## EXERCISE AIM:
Only lines with the word "image" are needed; collect each of them from the listing below.

Saved entries:
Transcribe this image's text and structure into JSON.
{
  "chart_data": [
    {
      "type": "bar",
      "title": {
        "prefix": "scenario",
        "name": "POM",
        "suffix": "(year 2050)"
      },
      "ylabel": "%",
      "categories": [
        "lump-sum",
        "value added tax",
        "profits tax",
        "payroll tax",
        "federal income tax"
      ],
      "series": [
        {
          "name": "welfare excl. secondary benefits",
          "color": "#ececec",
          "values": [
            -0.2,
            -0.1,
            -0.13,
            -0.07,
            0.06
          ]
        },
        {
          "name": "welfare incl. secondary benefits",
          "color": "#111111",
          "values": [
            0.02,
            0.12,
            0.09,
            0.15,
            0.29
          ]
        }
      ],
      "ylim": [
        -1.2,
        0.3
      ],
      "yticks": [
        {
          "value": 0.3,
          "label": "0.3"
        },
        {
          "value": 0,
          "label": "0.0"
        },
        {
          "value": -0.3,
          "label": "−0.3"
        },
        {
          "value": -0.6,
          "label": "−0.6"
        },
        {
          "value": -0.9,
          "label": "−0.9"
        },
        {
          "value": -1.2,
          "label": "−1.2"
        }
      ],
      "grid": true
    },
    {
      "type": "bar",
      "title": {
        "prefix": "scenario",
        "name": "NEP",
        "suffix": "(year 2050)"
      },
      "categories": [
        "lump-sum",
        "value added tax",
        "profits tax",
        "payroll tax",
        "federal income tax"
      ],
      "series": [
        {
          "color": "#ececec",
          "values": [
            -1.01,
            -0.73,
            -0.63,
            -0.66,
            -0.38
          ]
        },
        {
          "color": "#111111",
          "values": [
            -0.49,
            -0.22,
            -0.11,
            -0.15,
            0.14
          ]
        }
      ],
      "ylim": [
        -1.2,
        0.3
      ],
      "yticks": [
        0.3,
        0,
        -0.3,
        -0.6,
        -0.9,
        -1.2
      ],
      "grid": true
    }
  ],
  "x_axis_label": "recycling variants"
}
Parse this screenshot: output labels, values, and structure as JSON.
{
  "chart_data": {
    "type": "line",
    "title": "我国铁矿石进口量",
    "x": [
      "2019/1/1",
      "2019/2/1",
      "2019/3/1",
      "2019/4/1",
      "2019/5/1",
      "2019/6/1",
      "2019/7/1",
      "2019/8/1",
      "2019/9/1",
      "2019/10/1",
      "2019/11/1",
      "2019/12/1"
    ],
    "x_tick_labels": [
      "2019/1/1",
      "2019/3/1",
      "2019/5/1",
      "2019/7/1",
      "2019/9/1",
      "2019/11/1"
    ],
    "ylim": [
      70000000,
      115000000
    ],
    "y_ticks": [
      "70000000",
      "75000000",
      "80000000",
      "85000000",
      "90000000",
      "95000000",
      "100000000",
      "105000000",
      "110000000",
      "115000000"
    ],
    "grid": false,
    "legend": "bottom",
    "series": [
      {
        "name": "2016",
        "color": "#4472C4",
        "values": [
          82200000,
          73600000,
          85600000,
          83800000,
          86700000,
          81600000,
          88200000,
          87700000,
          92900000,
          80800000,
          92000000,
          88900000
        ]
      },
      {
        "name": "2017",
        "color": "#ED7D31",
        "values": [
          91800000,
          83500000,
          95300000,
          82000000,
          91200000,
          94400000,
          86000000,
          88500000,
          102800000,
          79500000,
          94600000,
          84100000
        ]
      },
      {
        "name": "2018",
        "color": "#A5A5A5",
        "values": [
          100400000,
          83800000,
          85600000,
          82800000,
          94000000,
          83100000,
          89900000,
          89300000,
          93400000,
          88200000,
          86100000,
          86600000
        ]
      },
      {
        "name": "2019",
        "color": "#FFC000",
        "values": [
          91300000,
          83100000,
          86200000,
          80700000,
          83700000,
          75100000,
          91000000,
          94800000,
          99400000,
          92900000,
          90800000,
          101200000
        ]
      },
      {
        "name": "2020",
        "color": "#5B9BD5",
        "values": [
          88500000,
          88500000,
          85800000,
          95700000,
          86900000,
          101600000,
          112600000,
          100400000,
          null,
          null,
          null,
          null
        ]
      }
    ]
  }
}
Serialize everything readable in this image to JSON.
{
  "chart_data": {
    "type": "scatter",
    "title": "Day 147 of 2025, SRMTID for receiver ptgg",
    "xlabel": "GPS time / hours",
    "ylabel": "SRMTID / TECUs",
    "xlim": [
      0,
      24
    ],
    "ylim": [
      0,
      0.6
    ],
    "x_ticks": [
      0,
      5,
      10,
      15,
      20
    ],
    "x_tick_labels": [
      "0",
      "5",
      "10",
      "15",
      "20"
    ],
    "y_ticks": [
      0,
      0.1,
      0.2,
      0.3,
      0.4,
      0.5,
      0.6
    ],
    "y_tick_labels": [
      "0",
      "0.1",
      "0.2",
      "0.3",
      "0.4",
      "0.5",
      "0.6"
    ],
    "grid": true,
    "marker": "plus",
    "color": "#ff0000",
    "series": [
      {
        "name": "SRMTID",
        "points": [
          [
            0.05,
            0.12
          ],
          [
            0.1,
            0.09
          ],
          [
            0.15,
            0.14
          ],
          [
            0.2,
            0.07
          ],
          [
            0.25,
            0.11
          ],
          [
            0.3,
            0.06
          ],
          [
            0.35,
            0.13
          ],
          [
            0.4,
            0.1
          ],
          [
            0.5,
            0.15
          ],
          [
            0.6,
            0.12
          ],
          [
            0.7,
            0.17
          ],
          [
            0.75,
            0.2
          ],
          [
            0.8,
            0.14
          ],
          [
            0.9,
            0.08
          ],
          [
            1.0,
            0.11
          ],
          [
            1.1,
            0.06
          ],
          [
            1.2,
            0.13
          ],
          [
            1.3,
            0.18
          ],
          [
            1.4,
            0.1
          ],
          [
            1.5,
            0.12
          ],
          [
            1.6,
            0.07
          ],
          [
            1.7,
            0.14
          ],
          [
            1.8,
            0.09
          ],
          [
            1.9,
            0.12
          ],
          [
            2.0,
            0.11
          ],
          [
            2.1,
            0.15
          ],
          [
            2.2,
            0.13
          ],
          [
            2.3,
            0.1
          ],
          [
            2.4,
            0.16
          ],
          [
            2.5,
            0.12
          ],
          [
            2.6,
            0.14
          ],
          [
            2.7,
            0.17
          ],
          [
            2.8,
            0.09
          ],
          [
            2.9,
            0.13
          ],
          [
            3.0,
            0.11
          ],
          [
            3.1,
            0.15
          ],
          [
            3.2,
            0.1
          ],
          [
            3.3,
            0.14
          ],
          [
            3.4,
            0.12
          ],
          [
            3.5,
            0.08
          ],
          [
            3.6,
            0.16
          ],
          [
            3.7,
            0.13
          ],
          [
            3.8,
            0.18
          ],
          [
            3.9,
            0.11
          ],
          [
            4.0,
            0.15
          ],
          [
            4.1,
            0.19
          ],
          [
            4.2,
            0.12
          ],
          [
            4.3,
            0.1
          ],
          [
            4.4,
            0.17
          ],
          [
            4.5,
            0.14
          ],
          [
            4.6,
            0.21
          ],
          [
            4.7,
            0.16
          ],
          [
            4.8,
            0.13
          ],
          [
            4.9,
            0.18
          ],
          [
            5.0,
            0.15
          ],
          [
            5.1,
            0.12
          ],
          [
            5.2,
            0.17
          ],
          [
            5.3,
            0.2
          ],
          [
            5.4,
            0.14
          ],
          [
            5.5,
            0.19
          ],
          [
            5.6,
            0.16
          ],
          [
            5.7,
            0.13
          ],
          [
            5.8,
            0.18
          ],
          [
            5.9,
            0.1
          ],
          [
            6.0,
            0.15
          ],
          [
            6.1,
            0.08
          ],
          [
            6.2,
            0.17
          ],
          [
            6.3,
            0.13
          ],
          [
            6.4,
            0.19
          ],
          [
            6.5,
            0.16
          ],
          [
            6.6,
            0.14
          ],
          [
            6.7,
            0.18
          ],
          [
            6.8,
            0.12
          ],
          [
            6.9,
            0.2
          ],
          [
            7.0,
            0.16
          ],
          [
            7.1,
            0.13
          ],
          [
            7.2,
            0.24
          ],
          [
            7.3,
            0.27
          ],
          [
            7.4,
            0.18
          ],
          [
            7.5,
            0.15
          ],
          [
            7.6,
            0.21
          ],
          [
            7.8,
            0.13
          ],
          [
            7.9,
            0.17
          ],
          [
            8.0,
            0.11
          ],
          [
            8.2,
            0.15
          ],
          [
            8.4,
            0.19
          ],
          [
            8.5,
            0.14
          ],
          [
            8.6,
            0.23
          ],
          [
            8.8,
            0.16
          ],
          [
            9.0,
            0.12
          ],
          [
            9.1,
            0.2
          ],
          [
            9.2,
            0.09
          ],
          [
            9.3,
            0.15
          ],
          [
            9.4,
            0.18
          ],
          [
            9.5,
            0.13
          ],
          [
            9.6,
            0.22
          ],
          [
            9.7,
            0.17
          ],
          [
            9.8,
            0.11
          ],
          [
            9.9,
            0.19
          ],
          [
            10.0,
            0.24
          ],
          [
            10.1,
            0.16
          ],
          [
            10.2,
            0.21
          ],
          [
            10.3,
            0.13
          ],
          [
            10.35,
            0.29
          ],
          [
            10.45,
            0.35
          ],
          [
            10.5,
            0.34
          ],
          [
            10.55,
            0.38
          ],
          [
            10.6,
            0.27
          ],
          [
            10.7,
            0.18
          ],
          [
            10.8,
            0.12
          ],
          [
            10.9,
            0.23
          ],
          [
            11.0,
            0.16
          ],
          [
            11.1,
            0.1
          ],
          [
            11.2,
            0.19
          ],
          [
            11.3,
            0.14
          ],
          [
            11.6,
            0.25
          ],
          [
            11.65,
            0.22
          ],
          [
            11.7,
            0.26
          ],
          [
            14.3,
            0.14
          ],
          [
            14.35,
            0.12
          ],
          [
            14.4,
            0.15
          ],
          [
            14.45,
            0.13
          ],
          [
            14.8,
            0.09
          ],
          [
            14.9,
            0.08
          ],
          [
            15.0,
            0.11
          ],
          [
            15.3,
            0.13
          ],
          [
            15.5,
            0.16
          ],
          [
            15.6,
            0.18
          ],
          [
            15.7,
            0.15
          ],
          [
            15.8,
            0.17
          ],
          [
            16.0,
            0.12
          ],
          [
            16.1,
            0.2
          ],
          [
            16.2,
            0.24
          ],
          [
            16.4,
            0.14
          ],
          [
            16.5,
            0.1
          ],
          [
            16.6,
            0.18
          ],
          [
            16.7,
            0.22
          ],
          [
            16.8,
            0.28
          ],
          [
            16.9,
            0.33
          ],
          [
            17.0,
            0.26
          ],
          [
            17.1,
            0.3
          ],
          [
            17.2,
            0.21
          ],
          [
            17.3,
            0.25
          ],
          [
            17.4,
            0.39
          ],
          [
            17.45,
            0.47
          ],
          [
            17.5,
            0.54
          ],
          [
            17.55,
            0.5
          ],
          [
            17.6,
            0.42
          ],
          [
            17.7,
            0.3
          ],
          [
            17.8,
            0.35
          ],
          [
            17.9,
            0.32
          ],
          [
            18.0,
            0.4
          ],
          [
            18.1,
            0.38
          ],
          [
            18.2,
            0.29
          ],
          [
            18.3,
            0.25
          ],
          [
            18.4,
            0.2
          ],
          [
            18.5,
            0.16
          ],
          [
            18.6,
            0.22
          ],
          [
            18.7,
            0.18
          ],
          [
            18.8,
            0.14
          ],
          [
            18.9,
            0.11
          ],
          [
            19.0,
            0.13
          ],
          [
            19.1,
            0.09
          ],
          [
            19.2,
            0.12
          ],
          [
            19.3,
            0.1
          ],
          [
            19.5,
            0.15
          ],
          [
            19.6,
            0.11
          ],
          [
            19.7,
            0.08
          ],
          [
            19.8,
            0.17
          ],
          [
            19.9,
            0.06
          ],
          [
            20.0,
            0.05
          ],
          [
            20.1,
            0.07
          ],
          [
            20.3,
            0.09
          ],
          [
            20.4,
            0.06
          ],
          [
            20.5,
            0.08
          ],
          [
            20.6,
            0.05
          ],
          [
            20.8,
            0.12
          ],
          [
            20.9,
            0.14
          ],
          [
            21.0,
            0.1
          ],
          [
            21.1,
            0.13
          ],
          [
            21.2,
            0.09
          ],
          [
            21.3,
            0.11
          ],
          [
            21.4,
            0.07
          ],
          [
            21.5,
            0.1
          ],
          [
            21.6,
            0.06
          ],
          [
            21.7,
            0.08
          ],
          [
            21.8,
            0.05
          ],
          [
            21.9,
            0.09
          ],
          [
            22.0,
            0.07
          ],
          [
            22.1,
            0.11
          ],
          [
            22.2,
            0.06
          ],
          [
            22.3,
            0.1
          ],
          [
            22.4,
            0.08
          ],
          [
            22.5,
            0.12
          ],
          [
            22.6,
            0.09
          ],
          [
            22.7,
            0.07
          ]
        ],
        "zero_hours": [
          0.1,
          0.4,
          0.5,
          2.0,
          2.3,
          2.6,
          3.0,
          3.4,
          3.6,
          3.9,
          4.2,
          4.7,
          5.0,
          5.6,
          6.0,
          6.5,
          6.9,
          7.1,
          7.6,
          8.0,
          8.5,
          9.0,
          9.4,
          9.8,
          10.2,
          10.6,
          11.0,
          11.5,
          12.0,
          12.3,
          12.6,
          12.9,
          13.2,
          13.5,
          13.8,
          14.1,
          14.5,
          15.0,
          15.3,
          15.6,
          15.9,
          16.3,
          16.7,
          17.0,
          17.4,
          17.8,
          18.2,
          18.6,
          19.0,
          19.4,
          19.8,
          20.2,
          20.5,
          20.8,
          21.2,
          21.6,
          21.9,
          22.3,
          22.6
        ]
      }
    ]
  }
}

## FULL RESPONSE:
Transcribe this image's text and structure into JSON.
Serialize everything readable in this image to JSON.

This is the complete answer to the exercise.